* WORK REQUIRED
Extract the items word for word, starting with the first line and going on through the line with "horizontal-ruler: 0 2". Copy nothing beyond that line.

* SUPPLIED MATERIAL
********
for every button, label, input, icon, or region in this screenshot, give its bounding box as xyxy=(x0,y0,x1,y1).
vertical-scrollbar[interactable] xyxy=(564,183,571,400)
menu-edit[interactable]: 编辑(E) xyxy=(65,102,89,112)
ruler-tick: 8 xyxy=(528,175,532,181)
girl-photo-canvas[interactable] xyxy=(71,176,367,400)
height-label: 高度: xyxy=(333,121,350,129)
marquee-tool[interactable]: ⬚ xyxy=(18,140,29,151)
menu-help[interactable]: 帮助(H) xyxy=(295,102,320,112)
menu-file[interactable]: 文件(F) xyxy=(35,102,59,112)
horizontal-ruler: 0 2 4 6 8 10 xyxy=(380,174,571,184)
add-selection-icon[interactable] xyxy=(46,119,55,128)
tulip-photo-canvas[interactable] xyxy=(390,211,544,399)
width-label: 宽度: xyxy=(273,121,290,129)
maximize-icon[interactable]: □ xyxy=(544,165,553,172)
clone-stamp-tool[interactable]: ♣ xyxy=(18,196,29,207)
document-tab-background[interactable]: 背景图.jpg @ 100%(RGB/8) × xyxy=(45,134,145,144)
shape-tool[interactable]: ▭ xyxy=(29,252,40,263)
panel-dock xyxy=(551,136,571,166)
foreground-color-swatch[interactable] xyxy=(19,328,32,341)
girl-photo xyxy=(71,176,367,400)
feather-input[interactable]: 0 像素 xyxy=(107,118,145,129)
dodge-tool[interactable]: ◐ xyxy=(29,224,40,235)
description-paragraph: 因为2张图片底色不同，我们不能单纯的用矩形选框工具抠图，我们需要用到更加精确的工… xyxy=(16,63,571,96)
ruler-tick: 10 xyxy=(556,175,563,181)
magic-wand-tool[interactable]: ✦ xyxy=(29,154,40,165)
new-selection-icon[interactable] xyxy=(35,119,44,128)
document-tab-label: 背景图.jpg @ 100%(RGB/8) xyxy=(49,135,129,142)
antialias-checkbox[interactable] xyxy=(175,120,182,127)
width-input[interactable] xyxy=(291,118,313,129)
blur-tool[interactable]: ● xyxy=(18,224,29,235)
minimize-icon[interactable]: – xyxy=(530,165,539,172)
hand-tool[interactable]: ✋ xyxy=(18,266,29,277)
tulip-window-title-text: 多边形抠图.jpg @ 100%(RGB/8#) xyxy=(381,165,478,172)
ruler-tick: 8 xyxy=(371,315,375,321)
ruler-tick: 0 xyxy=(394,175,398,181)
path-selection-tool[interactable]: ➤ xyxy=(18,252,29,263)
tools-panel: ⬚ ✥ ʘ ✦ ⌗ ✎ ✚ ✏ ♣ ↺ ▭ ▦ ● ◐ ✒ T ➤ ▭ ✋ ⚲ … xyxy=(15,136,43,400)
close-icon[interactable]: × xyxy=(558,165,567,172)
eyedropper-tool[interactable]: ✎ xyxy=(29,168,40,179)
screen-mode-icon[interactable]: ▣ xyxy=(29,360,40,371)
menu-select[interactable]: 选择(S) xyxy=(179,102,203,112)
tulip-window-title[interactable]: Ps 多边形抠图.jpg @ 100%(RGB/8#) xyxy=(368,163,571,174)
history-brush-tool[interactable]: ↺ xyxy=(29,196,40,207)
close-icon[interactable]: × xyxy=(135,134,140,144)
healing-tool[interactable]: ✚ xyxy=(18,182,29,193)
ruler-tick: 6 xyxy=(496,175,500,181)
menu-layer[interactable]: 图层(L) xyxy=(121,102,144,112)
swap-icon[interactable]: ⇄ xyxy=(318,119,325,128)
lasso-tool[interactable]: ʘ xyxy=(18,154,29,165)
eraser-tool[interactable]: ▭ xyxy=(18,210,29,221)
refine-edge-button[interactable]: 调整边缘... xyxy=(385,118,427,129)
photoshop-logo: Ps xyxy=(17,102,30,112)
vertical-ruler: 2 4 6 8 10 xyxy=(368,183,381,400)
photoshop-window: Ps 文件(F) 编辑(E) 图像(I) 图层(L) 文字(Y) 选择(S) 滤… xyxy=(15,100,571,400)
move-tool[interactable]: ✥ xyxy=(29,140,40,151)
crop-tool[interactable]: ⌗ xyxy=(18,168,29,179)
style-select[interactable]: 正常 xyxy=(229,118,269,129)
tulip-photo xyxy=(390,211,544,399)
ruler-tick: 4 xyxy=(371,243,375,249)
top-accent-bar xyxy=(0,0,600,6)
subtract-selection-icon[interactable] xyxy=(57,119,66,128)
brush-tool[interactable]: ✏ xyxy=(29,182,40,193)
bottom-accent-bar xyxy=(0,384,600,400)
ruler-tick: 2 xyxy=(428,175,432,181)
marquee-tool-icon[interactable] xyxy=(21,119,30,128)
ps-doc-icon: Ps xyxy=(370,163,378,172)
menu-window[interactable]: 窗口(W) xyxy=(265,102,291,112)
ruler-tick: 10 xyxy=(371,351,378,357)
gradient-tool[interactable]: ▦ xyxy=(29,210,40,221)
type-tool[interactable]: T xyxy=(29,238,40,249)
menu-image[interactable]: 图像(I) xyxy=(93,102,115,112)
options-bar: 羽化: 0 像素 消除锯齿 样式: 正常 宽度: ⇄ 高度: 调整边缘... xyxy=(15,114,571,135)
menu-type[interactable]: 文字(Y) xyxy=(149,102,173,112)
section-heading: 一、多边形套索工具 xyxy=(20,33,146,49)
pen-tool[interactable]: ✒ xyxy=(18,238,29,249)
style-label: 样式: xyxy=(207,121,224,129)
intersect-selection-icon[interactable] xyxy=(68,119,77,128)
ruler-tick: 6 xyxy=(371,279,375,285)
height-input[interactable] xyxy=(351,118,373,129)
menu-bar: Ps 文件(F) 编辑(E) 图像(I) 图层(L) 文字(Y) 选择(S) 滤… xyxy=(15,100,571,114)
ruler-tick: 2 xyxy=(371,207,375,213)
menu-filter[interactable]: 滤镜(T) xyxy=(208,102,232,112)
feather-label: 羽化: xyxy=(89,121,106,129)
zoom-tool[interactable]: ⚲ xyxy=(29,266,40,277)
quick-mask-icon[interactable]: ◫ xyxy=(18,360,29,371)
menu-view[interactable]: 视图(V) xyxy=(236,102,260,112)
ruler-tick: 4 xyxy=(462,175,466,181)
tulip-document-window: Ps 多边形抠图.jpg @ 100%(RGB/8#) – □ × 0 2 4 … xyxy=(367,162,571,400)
********
* COMPLETE ANSWER
for every button, label, input, icon, or region in this screenshot, give its bounding box as xyxy=(x0,y0,x1,y1).
vertical-scrollbar[interactable] xyxy=(564,183,571,400)
menu-edit[interactable]: 编辑(E) xyxy=(65,102,89,112)
ruler-tick: 8 xyxy=(528,175,532,181)
girl-photo-canvas[interactable] xyxy=(71,176,367,400)
height-label: 高度: xyxy=(333,121,350,129)
marquee-tool[interactable]: ⬚ xyxy=(18,140,29,151)
menu-help[interactable]: 帮助(H) xyxy=(295,102,320,112)
menu-file[interactable]: 文件(F) xyxy=(35,102,59,112)
horizontal-ruler: 0 2 4 6 8 10 xyxy=(380,174,571,184)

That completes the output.